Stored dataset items
[start]
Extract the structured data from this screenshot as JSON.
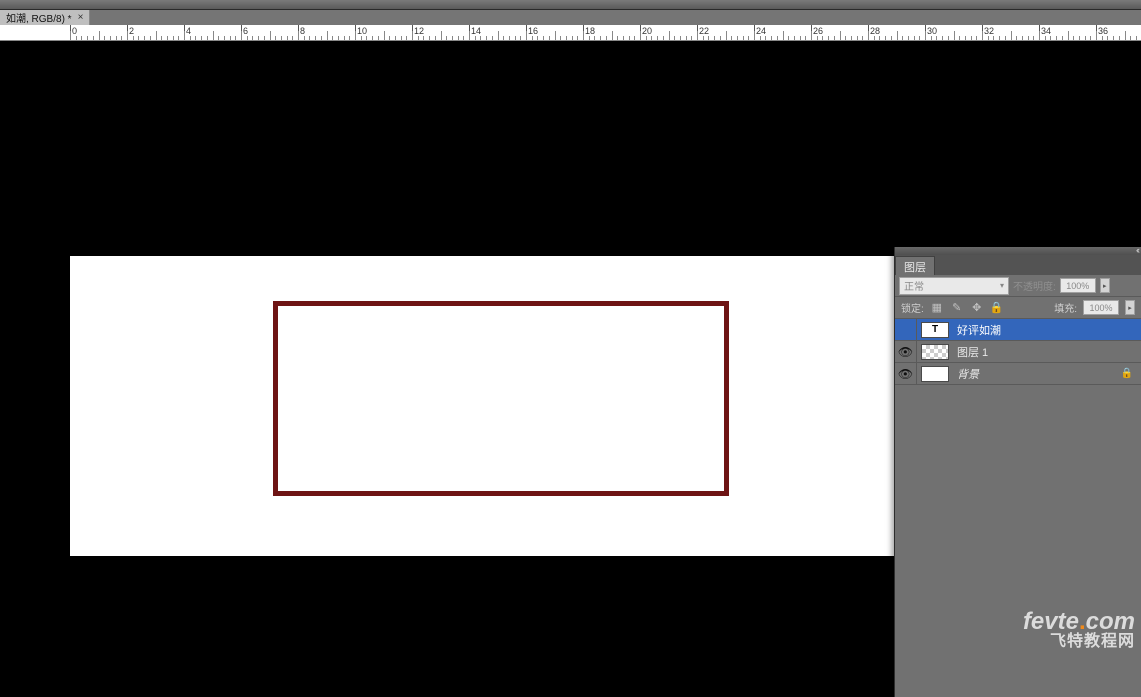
{
  "document_tab": {
    "title": "如潮, RGB/8) *",
    "close": "×"
  },
  "ruler": {
    "ticks": [
      0,
      2,
      4,
      6,
      8,
      10,
      12,
      14,
      16,
      18,
      20,
      22,
      24,
      26,
      28,
      30,
      32,
      34,
      36
    ]
  },
  "layers_panel": {
    "tab_label": "图层",
    "blend_mode": "正常",
    "opacity_label": "不透明度:",
    "opacity_value": "100%",
    "lock_label": "锁定:",
    "fill_label": "填充:",
    "fill_value": "100%",
    "layers": [
      {
        "visible": false,
        "type": "text",
        "name": "好评如潮",
        "selected": true,
        "locked": false
      },
      {
        "visible": true,
        "type": "raster",
        "name": "图层 1",
        "selected": false,
        "locked": false
      },
      {
        "visible": true,
        "type": "background",
        "name": "背景",
        "selected": false,
        "locked": true
      }
    ]
  },
  "watermark": {
    "brand": "fevte",
    "tld": "com",
    "subtitle": "飞特教程网"
  }
}
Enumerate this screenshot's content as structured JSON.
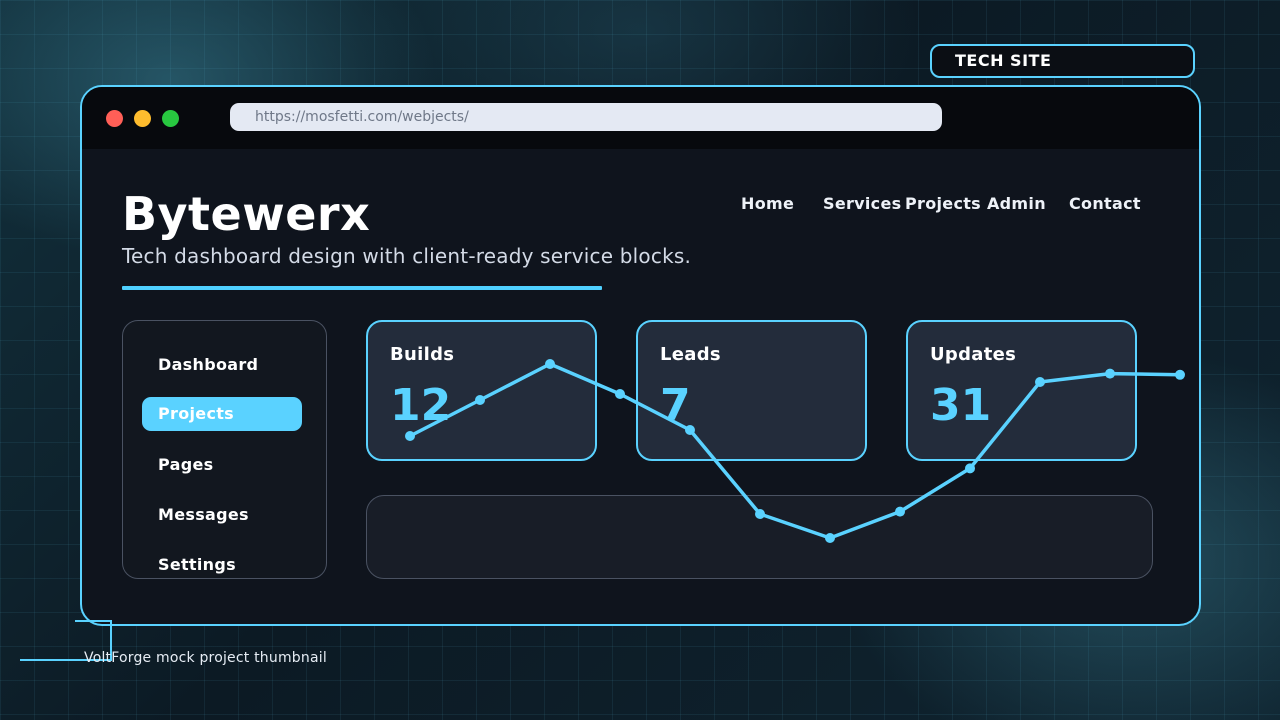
{
  "tag": {
    "label": "TECH SITE"
  },
  "browser": {
    "url": "https://mosfetti.com/webjects/"
  },
  "header": {
    "brand": "Bytewerx",
    "tagline": "Tech dashboard design with client-ready service blocks."
  },
  "nav": [
    "Home",
    "Services",
    "Projects",
    "Admin",
    "Contact"
  ],
  "sidebar": {
    "items": [
      {
        "label": "Dashboard",
        "active": false
      },
      {
        "label": "Projects",
        "active": true
      },
      {
        "label": "Pages",
        "active": false
      },
      {
        "label": "Messages",
        "active": false
      },
      {
        "label": "Settings",
        "active": false
      }
    ]
  },
  "stats": [
    {
      "label": "Builds",
      "value": "12"
    },
    {
      "label": "Leads",
      "value": "7"
    },
    {
      "label": "Updates",
      "value": "31"
    }
  ],
  "colors": {
    "accent": "#5ad2ff",
    "panel": "#0f141d",
    "card": "#232c3b"
  },
  "chart_data": {
    "type": "line",
    "values": [
      12,
      15,
      18,
      15.5,
      12.5,
      5.5,
      3.5,
      5.7,
      9.3,
      16.5,
      17.2,
      17.1
    ],
    "ylim": [
      0,
      20
    ]
  },
  "caption": "VoltForge mock project thumbnail"
}
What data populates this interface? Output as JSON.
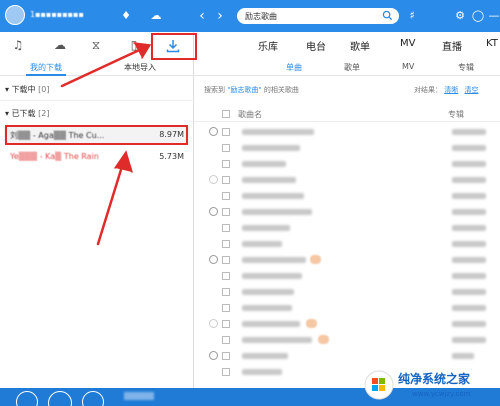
{
  "app": {
    "username": "1▪▪▪▪▪▪▪▪▪"
  },
  "search": {
    "query": "励志歌曲"
  },
  "left_nav": {
    "icons": [
      "music-note-icon",
      "cloud-icon",
      "radio-icon",
      "phone-icon",
      "download-icon"
    ]
  },
  "left_tabs": {
    "my_downloads": "我的下载",
    "local_import": "本地导入"
  },
  "downloading": {
    "label": "下载中",
    "count": "[0]"
  },
  "downloaded": {
    "label": "已下载",
    "count": "[2]",
    "items": [
      {
        "title": "刘▒▒ - Aga▒▒ The Cu...",
        "size": "8.97M"
      },
      {
        "title": "Ye▒▒▒ - Ka▒ The Rain",
        "size": "5.73M"
      }
    ]
  },
  "top_nav": {
    "items": [
      "乐库",
      "电台",
      "歌单",
      "MV",
      "直播",
      "KT"
    ]
  },
  "result_tabs": {
    "items": [
      "单曲",
      "歌单",
      "MV",
      "专辑"
    ]
  },
  "info": {
    "prefix": "搜索到",
    "keyword": "\"励志歌曲\"",
    "suffix": "的相关歌曲",
    "filter_label": "对结果：",
    "filter_a": "清晰",
    "filter_b": "清空"
  },
  "table": {
    "col_song": "歌曲名",
    "col_album": "专辑"
  },
  "watermark": {
    "title": "纯净系统之家",
    "url": "www.ycwjzy.com"
  }
}
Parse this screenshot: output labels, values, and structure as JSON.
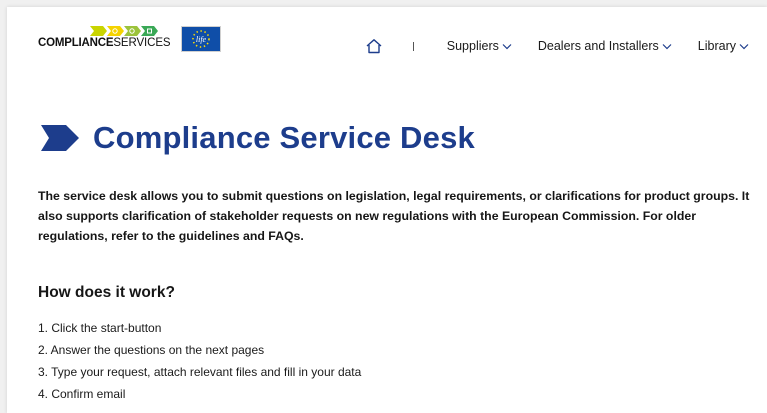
{
  "logo": {
    "text_bold": "COMPLIANCE",
    "text_light": "SERVICES",
    "arrow_colors": [
      "#c9d400",
      "#f5d300",
      "#9cc33b",
      "#3aa856"
    ]
  },
  "colors": {
    "accent": "#1d3d8c",
    "eu_blue": "#0f4ea8",
    "eu_stars": "#ffdd00"
  },
  "nav": {
    "home_icon": "home-icon",
    "items": [
      {
        "label": "Suppliers"
      },
      {
        "label": "Dealers and Installers"
      },
      {
        "label": "Library"
      }
    ]
  },
  "main": {
    "title": "Compliance Service Desk",
    "intro": "The service desk allows you to submit questions on legislation, legal requirements, or clarifications for product groups. It also supports clarification of stakeholder requests on new regulations with the European Commission. For older regulations, refer to the guidelines and FAQs.",
    "how_heading": "How does it work?",
    "steps": [
      "1. Click the start-button",
      "2. Answer the questions on the next pages",
      "3. Type your request, attach relevant files and fill in your data",
      "4. Confirm email"
    ]
  }
}
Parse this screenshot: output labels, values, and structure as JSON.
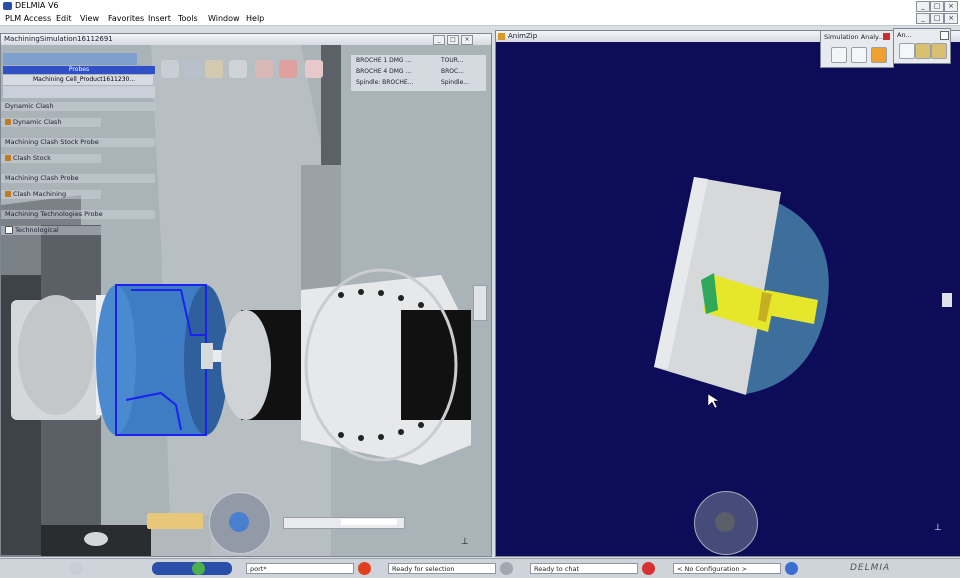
{
  "app": {
    "title": "DELMIA V6"
  },
  "menu": [
    "PLM Access",
    "Edit",
    "View",
    "Favorites",
    "Insert",
    "Tools",
    "Window",
    "Help"
  ],
  "left_window": {
    "title": "MachiningSimulation16112691",
    "toolbar_label": "Probes",
    "tree_root": "Machining Cell_Product1611230...",
    "tree": [
      "Dynamic Clash",
      "Dynamic Clash",
      "Machining Clash Stock Probe",
      "Clash Stock",
      "Machining Clash Probe",
      "Clash Machining",
      "Machining Technologies Probe",
      "Technological"
    ],
    "objects": [
      "BROCHE 1 DMG ...",
      "BROCHE 4 DMG ...",
      "Spindle: BROCHE...",
      "TOUR...",
      "BROC...",
      "Spindle..."
    ]
  },
  "right_window": {
    "title": "AnimZip"
  },
  "sim_panel": {
    "title": "Simulation Analy..."
  },
  "an_panel": {
    "title": "An..."
  },
  "status": {
    "command_value": "port*",
    "selection": "Ready for selection",
    "chat": "Ready to chat",
    "configuration": "< No Configuration >",
    "brand": "DELMIA"
  },
  "colors": {
    "right_bg": "#0c0c58",
    "part_grey": "#d4d6d8",
    "part_blue": "#3e6f9c",
    "tool_yellow": "#e8e82a",
    "tool_green": "#3bb35a",
    "highlight_blue": "#2233ee"
  }
}
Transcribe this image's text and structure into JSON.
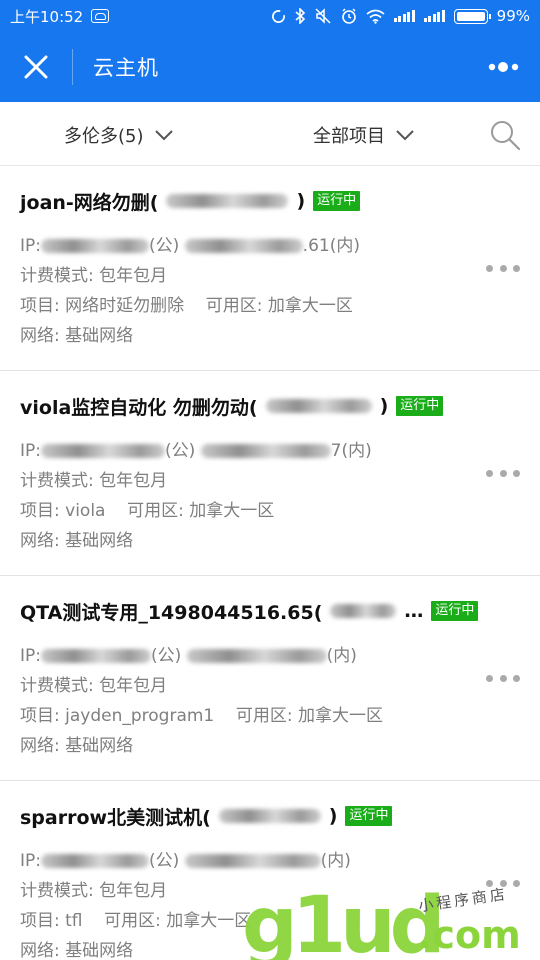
{
  "status_bar": {
    "time": "上午10:52",
    "battery": "99%",
    "icons": [
      "cloud-badge-icon",
      "sync-icon",
      "bluetooth-icon",
      "mute-icon",
      "alarm-icon",
      "wifi-icon",
      "signal-icon",
      "signal-icon",
      "battery-icon"
    ]
  },
  "header": {
    "title": "云主机",
    "close_icon": "close-icon",
    "more_icon": "more-dots-icon"
  },
  "filters": {
    "region": "多伦多(5)",
    "project": "全部项目",
    "search_icon": "search-icon"
  },
  "instances": [
    {
      "name": "joan-网络勿删(",
      "name_suffix": ")",
      "status": "运行中",
      "ip_label": "IP:",
      "public_tag": "(公)",
      "private_tail": ".61(内)",
      "billing": "计费模式: 包年包月",
      "project": "项目: 网络时延勿删除",
      "zone": "可用区: 加拿大一区",
      "network": "网络: 基础网络"
    },
    {
      "name": "viola监控自动化 勿删勿动(",
      "name_suffix": ")",
      "status": "运行中",
      "ip_label": "IP:",
      "public_tag": "(公)",
      "private_tail": "7(内)",
      "billing": "计费模式: 包年包月",
      "project": "项目: viola",
      "zone": "可用区: 加拿大一区",
      "network": "网络: 基础网络"
    },
    {
      "name": "QTA测试专用_1498044516.65(",
      "name_suffix": "…",
      "status": "运行中",
      "ip_label": "IP:",
      "public_tag": "(公)",
      "private_tail": "(内)",
      "billing": "计费模式: 包年包月",
      "project": "项目: jayden_program1",
      "zone": "可用区: 加拿大一区",
      "network": "网络: 基础网络"
    },
    {
      "name": "sparrow北美测试机(",
      "name_suffix": ")",
      "status": "运行中",
      "ip_label": "IP:",
      "public_tag": "(公)",
      "private_tail": "(内)",
      "billing": "计费模式: 包年包月",
      "project": "项目: tfl",
      "zone": "可用区: 加拿大一区",
      "network": "网络: 基础网络"
    }
  ],
  "watermark": {
    "brand": "g1ud",
    "domain": ".com",
    "caption": "小程序商店"
  },
  "colors": {
    "primary": "#1677ee",
    "running_badge": "#1aad19",
    "watermark": "#8cd43c"
  }
}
[end]
### GIVEN INSTRUCTION:
Pick each line holding the word "JSON" out of the data and copy it.

### ANSWER TO THE EXERCISE:
Extract the structured data from this screenshot as JSON.
Enumerate this screenshot's content as structured JSON.
What data populates this interface? Output as JSON.
Parse this screenshot: output labels, values, and structure as JSON.
Parse this screenshot: output labels, values, and structure as JSON.
Transcribe this image's text and structure into JSON.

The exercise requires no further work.